• Objective: Write out all entries word for word.

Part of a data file

--

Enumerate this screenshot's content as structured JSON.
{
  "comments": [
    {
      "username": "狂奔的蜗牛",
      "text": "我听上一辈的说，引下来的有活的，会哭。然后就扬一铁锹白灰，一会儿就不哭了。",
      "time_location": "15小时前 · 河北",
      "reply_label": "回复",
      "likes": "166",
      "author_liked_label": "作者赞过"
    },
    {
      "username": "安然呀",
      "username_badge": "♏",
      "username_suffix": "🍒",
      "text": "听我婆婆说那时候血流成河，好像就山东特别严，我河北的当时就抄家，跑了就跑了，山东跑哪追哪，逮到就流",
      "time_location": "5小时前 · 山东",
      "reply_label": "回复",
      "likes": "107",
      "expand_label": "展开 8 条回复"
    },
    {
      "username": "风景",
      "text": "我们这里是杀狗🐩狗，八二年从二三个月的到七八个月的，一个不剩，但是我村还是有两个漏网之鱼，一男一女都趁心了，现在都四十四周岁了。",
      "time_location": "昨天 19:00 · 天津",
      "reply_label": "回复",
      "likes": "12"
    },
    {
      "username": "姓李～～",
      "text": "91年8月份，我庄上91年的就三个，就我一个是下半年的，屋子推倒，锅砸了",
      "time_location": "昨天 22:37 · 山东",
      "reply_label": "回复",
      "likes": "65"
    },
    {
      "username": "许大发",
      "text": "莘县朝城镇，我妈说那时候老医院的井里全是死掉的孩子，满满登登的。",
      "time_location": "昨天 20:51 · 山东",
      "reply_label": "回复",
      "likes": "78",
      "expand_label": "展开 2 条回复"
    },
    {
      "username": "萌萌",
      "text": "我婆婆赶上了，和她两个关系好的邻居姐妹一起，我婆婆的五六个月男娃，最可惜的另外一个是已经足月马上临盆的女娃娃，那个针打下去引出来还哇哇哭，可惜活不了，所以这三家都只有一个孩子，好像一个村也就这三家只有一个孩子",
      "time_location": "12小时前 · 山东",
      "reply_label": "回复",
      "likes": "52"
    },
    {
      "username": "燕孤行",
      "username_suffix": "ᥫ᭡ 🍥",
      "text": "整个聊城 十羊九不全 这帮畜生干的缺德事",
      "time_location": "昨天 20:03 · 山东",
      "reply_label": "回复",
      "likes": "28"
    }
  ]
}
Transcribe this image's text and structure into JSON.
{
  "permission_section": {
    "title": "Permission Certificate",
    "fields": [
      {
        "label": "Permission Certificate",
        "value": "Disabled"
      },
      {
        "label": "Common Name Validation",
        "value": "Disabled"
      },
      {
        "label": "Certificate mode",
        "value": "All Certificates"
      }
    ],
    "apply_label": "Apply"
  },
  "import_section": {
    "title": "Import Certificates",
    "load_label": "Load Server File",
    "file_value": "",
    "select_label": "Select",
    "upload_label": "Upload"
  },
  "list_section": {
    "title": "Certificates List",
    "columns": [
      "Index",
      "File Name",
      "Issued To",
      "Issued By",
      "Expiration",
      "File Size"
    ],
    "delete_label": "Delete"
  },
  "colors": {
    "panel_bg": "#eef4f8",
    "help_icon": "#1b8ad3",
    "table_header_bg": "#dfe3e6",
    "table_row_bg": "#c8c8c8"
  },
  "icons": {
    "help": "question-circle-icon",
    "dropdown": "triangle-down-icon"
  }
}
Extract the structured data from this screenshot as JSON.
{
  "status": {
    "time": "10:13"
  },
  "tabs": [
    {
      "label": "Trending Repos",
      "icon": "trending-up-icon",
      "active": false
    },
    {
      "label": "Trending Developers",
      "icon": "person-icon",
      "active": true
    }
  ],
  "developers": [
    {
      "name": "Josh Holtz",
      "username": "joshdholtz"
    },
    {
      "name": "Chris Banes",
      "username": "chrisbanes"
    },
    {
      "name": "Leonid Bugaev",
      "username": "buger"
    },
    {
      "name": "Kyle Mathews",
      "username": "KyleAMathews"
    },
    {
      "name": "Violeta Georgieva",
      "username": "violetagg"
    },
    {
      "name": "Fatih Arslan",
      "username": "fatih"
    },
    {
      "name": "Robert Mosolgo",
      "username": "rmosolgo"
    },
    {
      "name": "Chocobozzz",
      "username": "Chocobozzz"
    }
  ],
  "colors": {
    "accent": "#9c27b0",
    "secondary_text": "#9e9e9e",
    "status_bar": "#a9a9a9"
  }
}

--

• Task answer:
Enumerate this screenshot's content as structured JSON.
{
  "comments": [
    {
      "username": "狂奔的蜗牛",
      "text": "我听上一辈的说，引下来的有活的，会哭。然后就扬一铁锹白灰，一会儿就不哭了。",
      "time_location": "15小时前 · 河北",
      "reply_label": "回复",
      "likes": "166",
      "author_liked_label": "作者赞过"
    },
    {
      "username": "安然呀",
      "username_badge": "♏",
      "username_suffix": "🍒",
      "text": "听我婆婆说那时候血流成河，好像就山东特别严，我河北的当时就抄家，跑了就跑了，山东跑哪追哪，逮到就流",
      "time_location": "5小时前 · 山东",
      "reply_label": "回复",
      "likes": "107",
      "expand_label": "展开 8 条回复"
    },
    {
      "username": "风景",
      "text": "我们这里是杀狗🐩狗，八二年从二三个月的到七八个月的，一个不剩，但是我村还是有两个漏网之鱼，一男一女都趁心了，现在都四十四周岁了。",
      "time_location": "昨天 19:00 · 天津",
      "reply_label": "回复",
      "likes": "12"
    },
    {
      "username": "姓李～～",
      "text": "91年8月份，我庄上91年的就三个，就我一个是下半年的，屋子推倒，锅砸了",
      "time_location": "昨天 22:37 · 山东",
      "reply_label": "回复",
      "likes": "65"
    },
    {
      "username": "许大发",
      "text": "莘县朝城镇，我妈说那时候老医院的井里全是死掉的孩子，满满登登的。",
      "time_location": "昨天 20:51 · 山东",
      "reply_label": "回复",
      "likes": "78",
      "expand_label": "展开 2 条回复"
    },
    {
      "username": "萌萌",
      "text": "我婆婆赶上了，和她两个关系好的邻居姐妹一起，我婆婆的五六个月男娃，最可惜的另外一个是已经足月马上临盆的女娃娃，那个针打下去引出来还哇哇哭，可惜活不了，所以这三家都只有一个孩子，好像一个村也就这三家只有一个孩子",
      "time_location": "12小时前 · 山东",
      "reply_label": "回复",
      "likes": "52"
    },
    {
      "username": "燕孤行",
      "username_suffix": "ᥫ᭡ 🍥",
      "text": "整个聊城 十羊九不全 这帮畜生干的缺德事",
      "time_location": "昨天 20:03 · 山东",
      "reply_label": "回复",
      "likes": "28"
    }
  ]
}
Transcribe this image's text and structure into JSON.
{
  "permission_section": {
    "title": "Permission Certificate",
    "fields": [
      {
        "label": "Permission Certificate",
        "value": "Disabled"
      },
      {
        "label": "Common Name Validation",
        "value": "Disabled"
      },
      {
        "label": "Certificate mode",
        "value": "All Certificates"
      }
    ],
    "apply_label": "Apply"
  },
  "import_section": {
    "title": "Import Certificates",
    "load_label": "Load Server File",
    "file_value": "",
    "select_label": "Select",
    "upload_label": "Upload"
  },
  "list_section": {
    "title": "Certificates List",
    "columns": [
      "Index",
      "File Name",
      "Issued To",
      "Issued By",
      "Expiration",
      "File Size"
    ],
    "delete_label": "Delete"
  },
  "colors": {
    "panel_bg": "#eef4f8",
    "help_icon": "#1b8ad3",
    "table_header_bg": "#dfe3e6",
    "table_row_bg": "#c8c8c8"
  },
  "icons": {
    "help": "question-circle-icon",
    "dropdown": "triangle-down-icon"
  }
}
Extract the structured data from this screenshot as JSON.
{
  "status": {
    "time": "10:13"
  },
  "tabs": [
    {
      "label": "Trending Repos",
      "icon": "trending-up-icon",
      "active": false
    },
    {
      "label": "Trending Developers",
      "icon": "person-icon",
      "active": true
    }
  ],
  "developers": [
    {
      "name": "Josh Holtz",
      "username": "joshdholtz"
    },
    {
      "name": "Chris Banes",
      "username": "chrisbanes"
    },
    {
      "name": "Leonid Bugaev",
      "username": "buger"
    },
    {
      "name": "Kyle Mathews",
      "username": "KyleAMathews"
    },
    {
      "name": "Violeta Georgieva",
      "username": "violetagg"
    },
    {
      "name": "Fatih Arslan",
      "username": "fatih"
    },
    {
      "name": "Robert Mosolgo",
      "username": "rmosolgo"
    },
    {
      "name": "Chocobozzz",
      "username": "Chocobozzz"
    }
  ],
  "colors": {
    "accent": "#9c27b0",
    "secondary_text": "#9e9e9e",
    "status_bar": "#a9a9a9"
  }
}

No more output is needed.